Dataset records
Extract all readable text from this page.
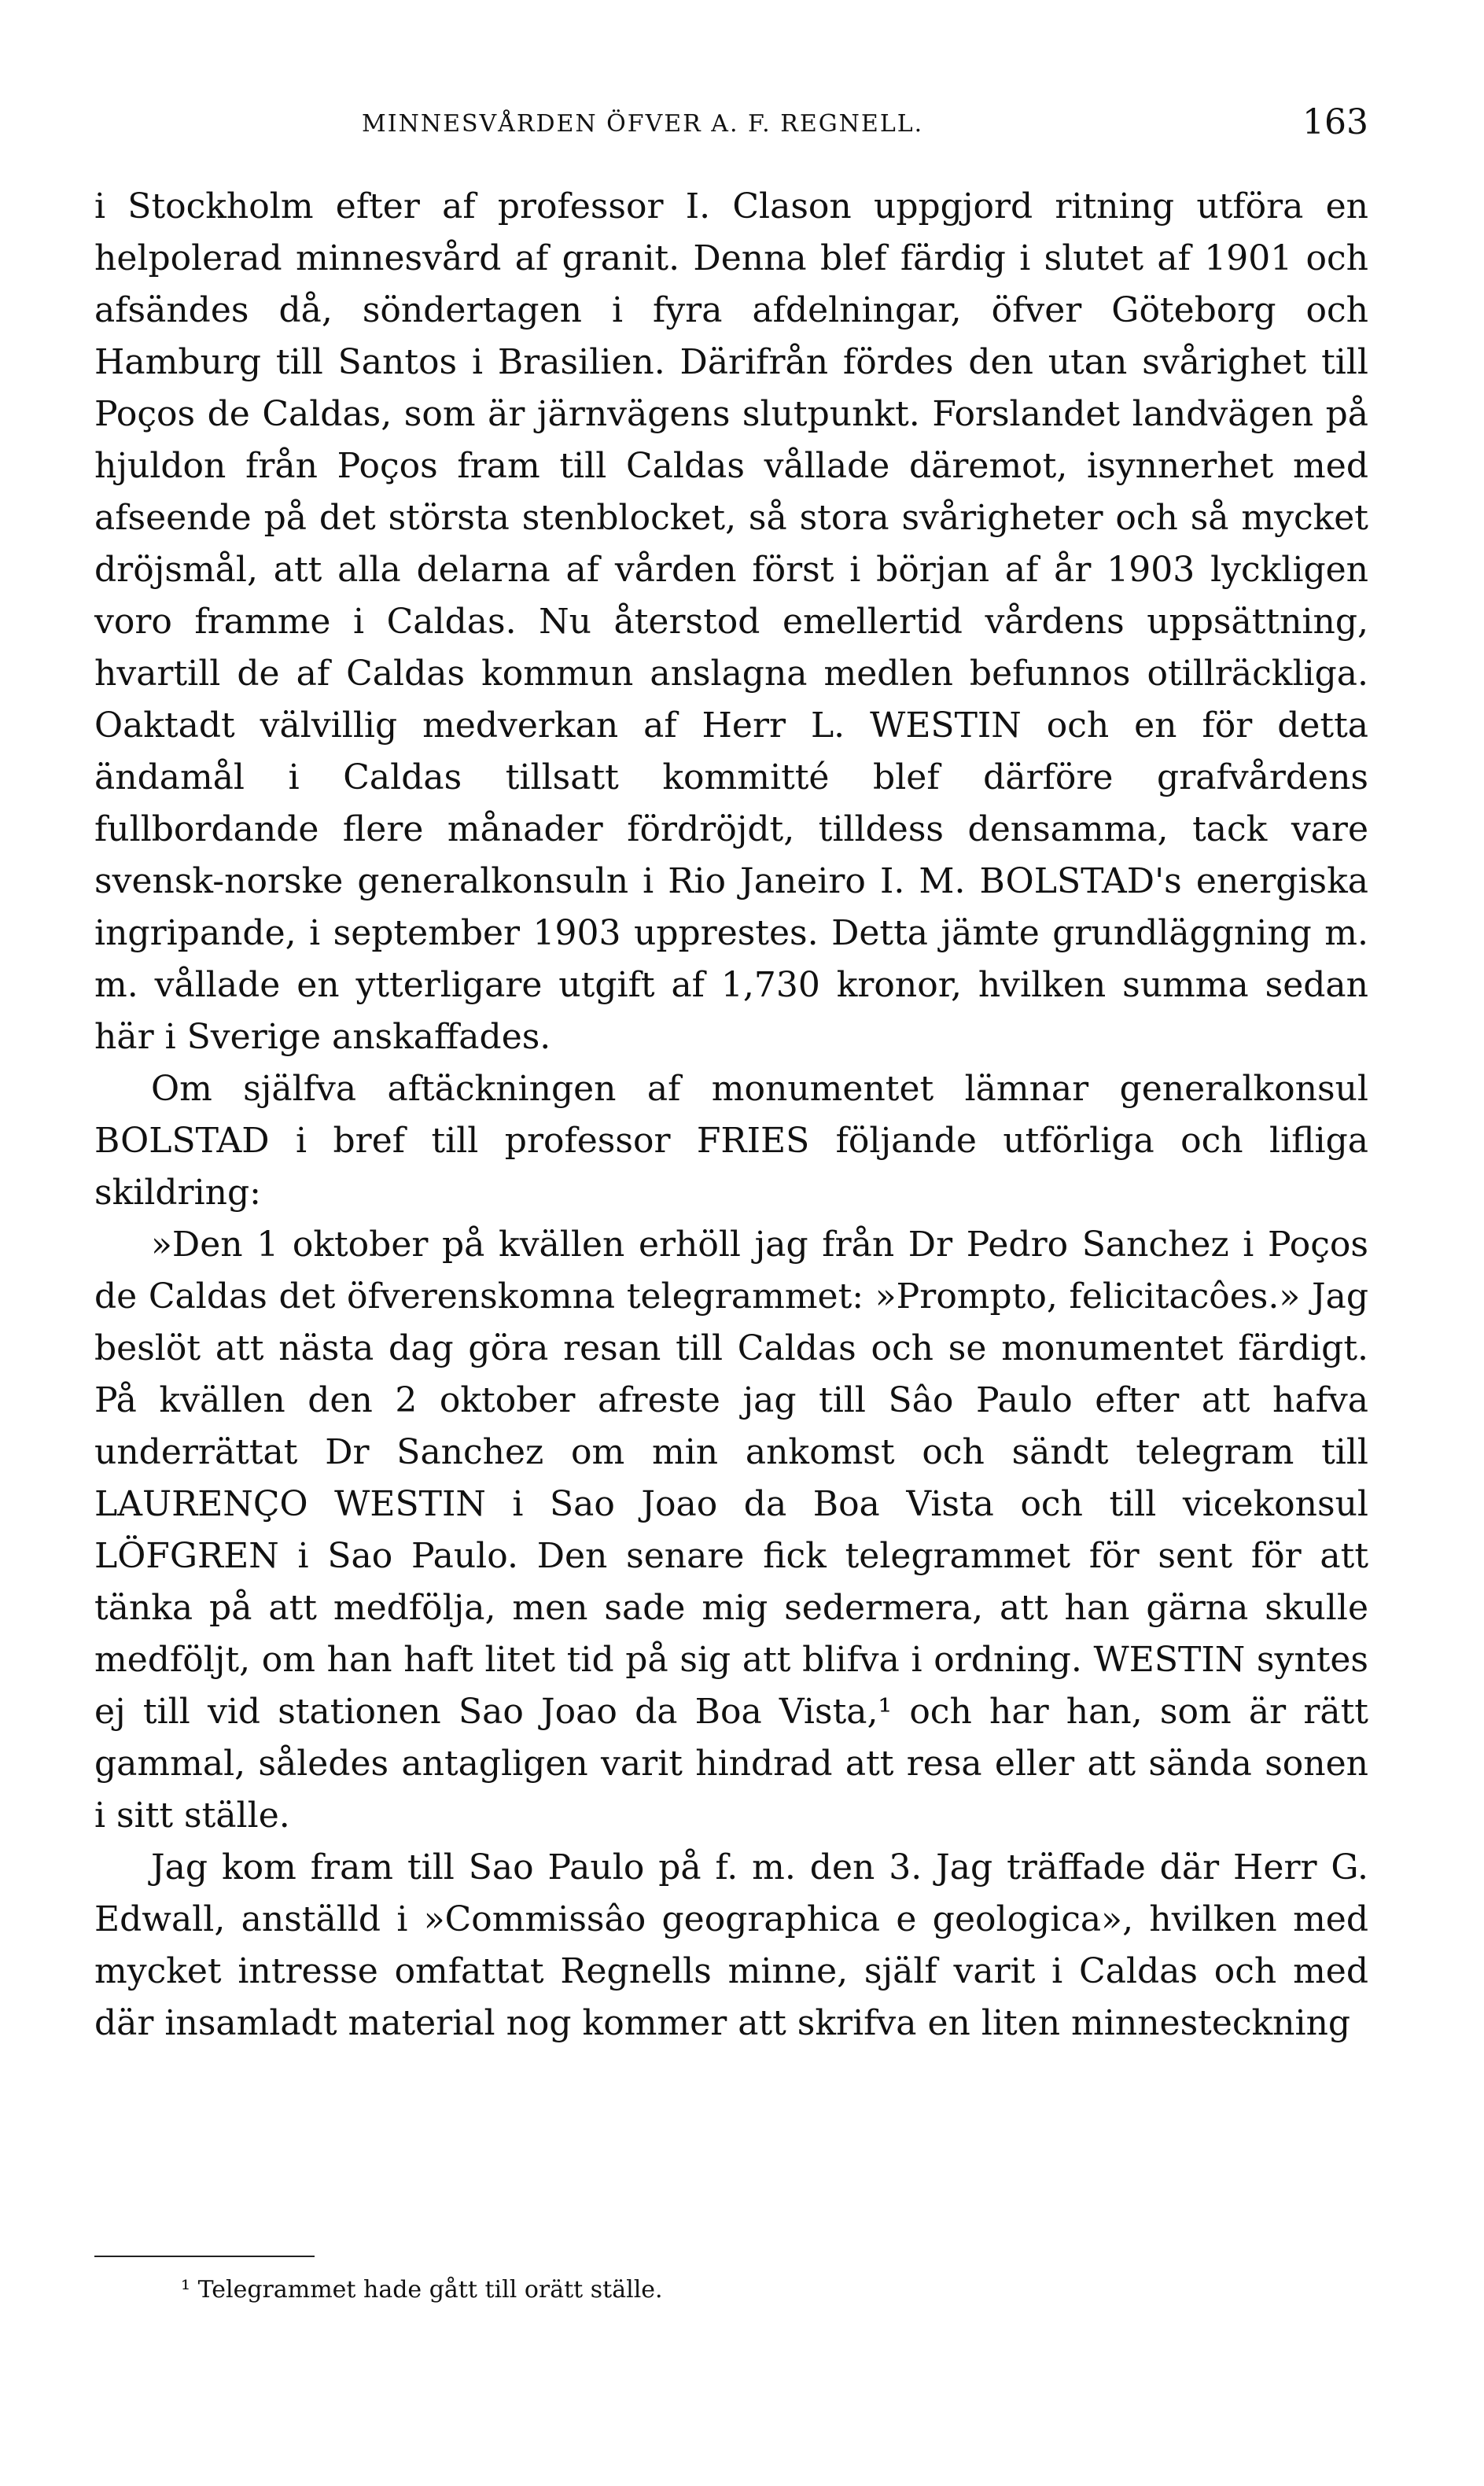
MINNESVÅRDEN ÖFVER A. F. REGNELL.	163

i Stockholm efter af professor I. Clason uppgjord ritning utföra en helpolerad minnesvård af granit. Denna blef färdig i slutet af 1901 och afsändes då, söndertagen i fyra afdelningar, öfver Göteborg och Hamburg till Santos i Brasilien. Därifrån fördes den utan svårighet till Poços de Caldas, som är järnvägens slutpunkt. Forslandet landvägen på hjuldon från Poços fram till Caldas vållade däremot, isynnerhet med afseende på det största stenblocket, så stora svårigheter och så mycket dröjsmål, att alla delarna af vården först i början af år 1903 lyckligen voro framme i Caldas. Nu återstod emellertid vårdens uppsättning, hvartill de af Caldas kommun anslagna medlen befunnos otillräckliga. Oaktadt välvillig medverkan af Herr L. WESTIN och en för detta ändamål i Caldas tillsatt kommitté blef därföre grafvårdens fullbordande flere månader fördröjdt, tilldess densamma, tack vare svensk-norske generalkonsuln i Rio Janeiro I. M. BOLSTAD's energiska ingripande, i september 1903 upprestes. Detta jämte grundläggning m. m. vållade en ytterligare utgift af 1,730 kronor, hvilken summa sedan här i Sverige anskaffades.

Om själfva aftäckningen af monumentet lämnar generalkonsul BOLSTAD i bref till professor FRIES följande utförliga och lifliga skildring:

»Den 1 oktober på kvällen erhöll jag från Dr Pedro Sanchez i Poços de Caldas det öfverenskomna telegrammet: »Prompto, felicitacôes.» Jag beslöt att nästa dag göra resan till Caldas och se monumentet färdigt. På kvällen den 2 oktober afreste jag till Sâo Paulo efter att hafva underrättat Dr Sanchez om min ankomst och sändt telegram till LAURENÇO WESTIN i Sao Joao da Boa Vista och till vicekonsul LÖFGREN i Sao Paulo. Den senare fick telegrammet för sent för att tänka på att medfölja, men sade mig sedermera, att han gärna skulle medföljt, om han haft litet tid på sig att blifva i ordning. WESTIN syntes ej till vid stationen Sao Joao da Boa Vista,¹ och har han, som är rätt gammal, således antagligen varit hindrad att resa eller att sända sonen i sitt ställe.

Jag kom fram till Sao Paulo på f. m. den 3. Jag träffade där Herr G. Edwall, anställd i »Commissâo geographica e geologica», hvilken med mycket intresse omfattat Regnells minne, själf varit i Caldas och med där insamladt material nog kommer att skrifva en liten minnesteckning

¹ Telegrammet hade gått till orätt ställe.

==

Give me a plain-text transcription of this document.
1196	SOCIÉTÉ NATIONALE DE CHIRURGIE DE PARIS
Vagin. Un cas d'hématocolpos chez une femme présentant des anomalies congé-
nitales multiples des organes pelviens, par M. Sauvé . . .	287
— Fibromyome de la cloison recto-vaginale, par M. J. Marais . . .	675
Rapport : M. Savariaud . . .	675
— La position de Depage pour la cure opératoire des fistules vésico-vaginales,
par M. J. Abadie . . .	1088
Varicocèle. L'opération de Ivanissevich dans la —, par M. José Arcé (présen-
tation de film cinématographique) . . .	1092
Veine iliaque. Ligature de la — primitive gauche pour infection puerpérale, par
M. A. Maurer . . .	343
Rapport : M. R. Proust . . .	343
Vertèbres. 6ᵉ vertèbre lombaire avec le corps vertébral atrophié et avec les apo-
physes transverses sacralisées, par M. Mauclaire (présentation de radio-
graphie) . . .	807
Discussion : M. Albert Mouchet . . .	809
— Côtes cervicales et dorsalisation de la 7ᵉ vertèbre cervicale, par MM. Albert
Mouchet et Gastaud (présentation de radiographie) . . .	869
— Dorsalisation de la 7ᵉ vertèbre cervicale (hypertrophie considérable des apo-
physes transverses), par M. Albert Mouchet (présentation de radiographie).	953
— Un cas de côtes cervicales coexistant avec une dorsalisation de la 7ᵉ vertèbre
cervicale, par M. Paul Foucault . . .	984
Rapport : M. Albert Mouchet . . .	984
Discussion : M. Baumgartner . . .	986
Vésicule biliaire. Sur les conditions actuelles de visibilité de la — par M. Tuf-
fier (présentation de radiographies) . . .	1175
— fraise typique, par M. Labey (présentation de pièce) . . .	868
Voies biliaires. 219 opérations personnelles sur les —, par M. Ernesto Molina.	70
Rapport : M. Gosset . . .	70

■ **REQUIREMENT**: Copy every line above in which the string "pour" shows up.

■ **COMPLETE OUTPUT**:
— La position de Depage pour la cure opératoire des fistules vésico-vaginales,
Veine iliaque. Ligature de la — primitive gauche pour infection puerpérale, par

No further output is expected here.